> [FRAGMENTO PROPORCIONADO]:

Sin duda alguna, a pesar del supuesto desatino y aparente sadismo de mis padres (y es que sólo tenía escasos 6 años de edad) ese día cambió mi vida, porque no hay un animal en este mundo que me apasione más. De tal suerte, mi afición transitó de la playera, el afiche y la atracción en los Estudios Universales; a los libros, la adquisición de un diente fósil y el deseo inconmensurable de arrojarles carnada desde la comodidad de una embarcación segura e infalible (sueño no cumplido al día de hoy).


Con el tiempo, y con los golpes de la vida, mi carácter se fue tornando cada día más fuerte, justo como la piel del gran blanco; y me convencí a mí misma de que mi temperamento debía ser tan robusto, vigoroso y autónomo como el del mismísimo animal. Y sin embargo, debo revelar que en ocasiones, me reconozco a mi misma como una pequeña, delicada y sutil catarina.

> [CONSIGNA A]: Enumera los tres adjetivos que, según el fragmento sobre el gran blanco, debía tener el temperamento de quien narra.
> [CONSIGNA B]: Escribe lo que seguiría en el fragmento sobre el gran blanco, a partir de su última oración.
El material que aparece a continuación es independiente del fragmento.

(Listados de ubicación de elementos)
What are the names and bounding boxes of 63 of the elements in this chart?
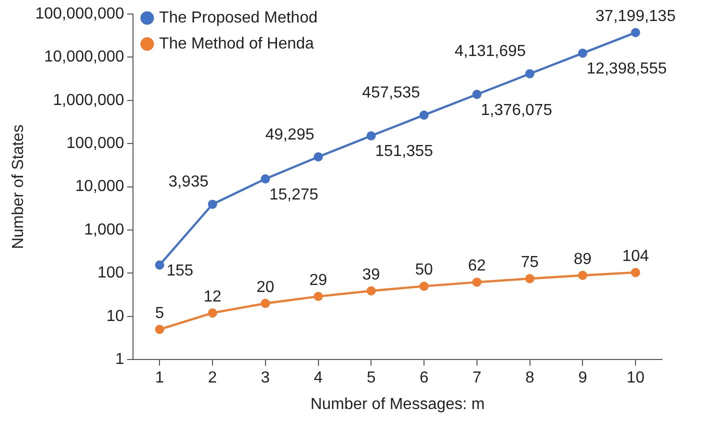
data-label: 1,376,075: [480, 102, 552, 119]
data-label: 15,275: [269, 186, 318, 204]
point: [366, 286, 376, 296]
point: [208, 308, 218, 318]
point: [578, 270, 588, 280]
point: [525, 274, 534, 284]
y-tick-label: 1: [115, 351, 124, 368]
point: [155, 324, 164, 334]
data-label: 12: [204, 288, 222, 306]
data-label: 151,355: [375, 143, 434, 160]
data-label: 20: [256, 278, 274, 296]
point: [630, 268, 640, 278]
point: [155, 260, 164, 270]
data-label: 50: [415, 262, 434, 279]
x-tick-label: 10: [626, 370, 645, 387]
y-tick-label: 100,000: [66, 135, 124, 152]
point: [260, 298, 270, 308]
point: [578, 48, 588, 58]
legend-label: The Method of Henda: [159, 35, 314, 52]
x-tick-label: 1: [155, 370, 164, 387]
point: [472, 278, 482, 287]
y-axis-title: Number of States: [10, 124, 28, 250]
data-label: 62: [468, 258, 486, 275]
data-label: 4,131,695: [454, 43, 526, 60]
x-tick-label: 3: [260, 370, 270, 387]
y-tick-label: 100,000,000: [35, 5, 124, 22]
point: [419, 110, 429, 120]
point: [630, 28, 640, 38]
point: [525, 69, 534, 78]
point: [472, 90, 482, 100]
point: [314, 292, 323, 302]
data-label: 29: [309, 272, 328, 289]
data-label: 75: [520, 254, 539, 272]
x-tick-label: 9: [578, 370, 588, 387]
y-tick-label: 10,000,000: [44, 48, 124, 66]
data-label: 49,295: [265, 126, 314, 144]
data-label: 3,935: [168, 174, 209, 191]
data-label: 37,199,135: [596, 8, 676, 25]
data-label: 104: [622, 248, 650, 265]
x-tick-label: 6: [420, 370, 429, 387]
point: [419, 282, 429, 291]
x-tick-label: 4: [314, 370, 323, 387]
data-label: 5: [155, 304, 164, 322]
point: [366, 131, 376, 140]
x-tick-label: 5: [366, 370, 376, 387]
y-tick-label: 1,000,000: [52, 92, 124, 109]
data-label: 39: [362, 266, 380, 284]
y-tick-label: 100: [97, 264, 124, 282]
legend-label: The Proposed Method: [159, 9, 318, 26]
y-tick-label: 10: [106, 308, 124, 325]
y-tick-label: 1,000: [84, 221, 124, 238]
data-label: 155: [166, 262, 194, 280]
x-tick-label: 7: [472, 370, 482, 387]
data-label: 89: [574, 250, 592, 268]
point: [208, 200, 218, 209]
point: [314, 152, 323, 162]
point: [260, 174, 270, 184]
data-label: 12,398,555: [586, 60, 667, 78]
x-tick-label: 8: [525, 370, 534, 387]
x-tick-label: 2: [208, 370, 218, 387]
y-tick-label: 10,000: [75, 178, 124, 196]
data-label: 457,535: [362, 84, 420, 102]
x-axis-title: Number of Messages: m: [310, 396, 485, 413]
---
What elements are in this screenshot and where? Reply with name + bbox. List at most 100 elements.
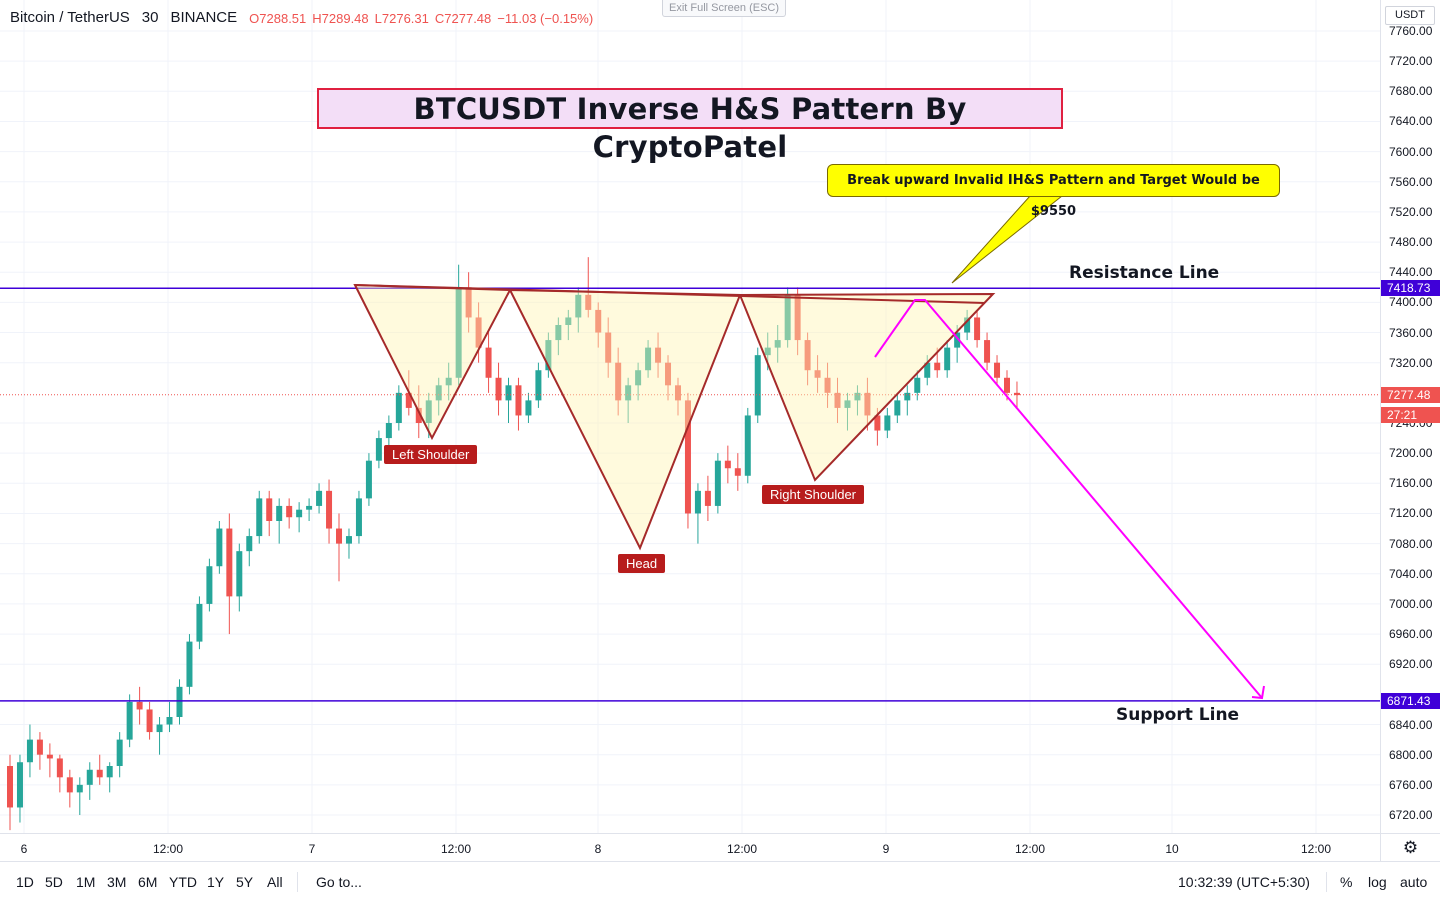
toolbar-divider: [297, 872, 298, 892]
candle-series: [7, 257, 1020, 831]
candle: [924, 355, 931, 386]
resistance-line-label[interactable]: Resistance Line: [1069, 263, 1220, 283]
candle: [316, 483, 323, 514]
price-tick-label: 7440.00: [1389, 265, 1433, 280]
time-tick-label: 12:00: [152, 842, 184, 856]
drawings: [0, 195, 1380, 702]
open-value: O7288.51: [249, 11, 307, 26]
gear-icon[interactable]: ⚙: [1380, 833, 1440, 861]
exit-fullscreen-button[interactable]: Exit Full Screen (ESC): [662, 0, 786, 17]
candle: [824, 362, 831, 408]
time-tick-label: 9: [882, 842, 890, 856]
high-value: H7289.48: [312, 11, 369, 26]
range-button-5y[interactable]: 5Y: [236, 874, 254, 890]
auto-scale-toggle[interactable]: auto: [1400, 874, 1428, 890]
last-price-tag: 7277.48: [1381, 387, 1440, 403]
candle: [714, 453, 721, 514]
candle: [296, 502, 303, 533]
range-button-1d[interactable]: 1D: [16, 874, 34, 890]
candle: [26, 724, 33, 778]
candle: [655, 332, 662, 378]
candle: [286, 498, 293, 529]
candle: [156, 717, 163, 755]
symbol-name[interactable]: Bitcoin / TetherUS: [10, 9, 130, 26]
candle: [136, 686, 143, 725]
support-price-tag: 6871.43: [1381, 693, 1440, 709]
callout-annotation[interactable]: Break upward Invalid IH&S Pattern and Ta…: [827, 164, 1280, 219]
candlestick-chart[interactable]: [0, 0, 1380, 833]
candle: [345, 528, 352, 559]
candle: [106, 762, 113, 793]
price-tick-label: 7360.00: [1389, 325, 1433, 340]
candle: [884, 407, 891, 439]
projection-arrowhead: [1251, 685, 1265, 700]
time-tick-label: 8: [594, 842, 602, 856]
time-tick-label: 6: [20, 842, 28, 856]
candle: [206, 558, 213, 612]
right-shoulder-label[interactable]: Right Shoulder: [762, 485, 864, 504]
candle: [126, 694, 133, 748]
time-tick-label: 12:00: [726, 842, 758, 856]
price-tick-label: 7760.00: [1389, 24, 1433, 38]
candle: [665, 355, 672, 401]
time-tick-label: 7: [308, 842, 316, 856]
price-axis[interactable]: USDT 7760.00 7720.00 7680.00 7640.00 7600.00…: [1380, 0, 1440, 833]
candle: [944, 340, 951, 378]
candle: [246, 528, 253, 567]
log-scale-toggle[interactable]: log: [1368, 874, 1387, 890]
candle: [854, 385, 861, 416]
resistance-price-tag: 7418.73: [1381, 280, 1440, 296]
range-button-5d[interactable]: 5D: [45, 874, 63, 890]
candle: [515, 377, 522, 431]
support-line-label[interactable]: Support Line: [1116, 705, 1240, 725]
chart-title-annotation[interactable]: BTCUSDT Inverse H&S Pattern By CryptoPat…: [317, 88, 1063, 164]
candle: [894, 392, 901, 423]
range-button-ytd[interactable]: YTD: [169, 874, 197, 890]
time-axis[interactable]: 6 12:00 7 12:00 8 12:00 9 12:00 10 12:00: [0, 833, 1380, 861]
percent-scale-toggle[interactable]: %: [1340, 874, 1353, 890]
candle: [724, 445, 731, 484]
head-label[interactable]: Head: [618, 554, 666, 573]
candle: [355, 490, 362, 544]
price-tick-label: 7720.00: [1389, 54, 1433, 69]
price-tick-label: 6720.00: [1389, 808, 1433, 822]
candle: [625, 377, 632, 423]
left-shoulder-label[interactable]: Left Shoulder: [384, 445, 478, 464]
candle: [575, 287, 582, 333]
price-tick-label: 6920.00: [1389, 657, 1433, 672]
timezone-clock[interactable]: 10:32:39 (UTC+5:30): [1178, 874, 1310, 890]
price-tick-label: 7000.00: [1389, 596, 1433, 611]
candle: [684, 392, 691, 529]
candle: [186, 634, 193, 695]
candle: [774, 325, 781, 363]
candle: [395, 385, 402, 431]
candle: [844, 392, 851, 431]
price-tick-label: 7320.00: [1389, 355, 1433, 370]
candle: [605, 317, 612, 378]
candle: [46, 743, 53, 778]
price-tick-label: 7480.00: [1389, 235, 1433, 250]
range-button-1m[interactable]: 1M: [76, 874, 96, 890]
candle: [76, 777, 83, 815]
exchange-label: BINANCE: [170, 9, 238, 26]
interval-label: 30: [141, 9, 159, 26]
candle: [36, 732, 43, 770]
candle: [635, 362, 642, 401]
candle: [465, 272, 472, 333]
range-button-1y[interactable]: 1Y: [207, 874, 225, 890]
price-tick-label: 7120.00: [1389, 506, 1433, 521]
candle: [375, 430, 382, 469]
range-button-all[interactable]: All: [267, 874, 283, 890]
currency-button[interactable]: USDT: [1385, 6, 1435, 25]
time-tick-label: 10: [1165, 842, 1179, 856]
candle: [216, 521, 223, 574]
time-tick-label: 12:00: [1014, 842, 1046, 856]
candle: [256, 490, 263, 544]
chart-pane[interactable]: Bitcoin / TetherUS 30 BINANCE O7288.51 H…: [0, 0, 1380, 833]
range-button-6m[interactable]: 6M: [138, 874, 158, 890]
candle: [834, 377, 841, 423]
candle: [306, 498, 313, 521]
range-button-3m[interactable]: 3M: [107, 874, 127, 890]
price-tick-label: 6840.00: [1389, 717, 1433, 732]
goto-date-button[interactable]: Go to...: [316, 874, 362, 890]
--
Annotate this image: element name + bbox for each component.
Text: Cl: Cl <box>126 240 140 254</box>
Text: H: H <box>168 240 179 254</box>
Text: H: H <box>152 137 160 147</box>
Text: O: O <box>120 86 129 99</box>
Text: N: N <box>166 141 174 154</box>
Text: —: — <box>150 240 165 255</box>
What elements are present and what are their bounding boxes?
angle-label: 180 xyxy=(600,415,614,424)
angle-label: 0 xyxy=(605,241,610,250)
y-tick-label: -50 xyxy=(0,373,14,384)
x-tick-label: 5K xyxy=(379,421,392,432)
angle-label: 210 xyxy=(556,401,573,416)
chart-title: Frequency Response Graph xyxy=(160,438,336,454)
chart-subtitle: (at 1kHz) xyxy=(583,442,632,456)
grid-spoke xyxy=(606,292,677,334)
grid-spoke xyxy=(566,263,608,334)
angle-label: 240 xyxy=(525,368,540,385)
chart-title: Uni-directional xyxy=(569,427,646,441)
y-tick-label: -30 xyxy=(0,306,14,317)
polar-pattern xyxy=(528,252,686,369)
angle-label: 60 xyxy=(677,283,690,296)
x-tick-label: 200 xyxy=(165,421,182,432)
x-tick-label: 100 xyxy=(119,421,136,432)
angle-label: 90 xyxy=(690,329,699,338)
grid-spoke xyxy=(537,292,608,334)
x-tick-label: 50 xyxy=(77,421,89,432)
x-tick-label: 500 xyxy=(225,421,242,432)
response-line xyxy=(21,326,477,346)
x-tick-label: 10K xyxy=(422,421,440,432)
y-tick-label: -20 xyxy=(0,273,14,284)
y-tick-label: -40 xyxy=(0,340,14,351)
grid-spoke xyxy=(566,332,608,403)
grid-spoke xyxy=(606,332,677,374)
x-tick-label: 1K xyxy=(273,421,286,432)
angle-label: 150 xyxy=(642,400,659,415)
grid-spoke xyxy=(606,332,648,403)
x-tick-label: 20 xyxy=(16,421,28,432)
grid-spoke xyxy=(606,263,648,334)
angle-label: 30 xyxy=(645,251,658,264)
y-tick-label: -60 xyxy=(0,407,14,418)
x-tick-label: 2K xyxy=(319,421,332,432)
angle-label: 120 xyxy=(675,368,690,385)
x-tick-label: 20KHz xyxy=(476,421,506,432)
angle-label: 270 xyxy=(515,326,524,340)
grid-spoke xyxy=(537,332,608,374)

> [RESPUESTA ESCRITA A]: Robusto, vigoroso y autónomo.

> [RESPUESTA ESCRITA B]:
Y para todo aquel que se esté cuestionando: y esto, como qué tiene que ver conmigo?, ahí les va.

Sin lugar a dudas todos, en algún momento de la vida, hemos tenido que arroparnos de armaduras de hierro, atuendos de dignatarios, indumentaria del ejército y atavíos de superhéroes que nos dan seguridad, cuando la vida nos aturde y se confunde con la guerra. Todos hemos tenido que engrosar nuestra piel (como la de los escualos) para pelear lo que nos toca y lo que nos corresponde, lo que yo llamo “nuestra parcela de paraíso” y qué mejor que dejar salir al “gran blanco” que llevamos dentro, al “megalodón colosal” para hacer frente de las batallas que nos toca encarar. Decía Rosario Castellanos: “La hazaña, la verdadera hazaña, es convertirse en lo que se es”. Quizás, en cada uno de nosotros habita un imponente tiburón blanco que nos ayuda a hacerle frente a la vida; y en mi caso, además, resguarda entre sus dientes puntiagudos, y se contrata como guarura, de la maravillosa, pequeña y apacible catarina, a la que cual también, en mi parcela de paraíso, le alquilo un hogar.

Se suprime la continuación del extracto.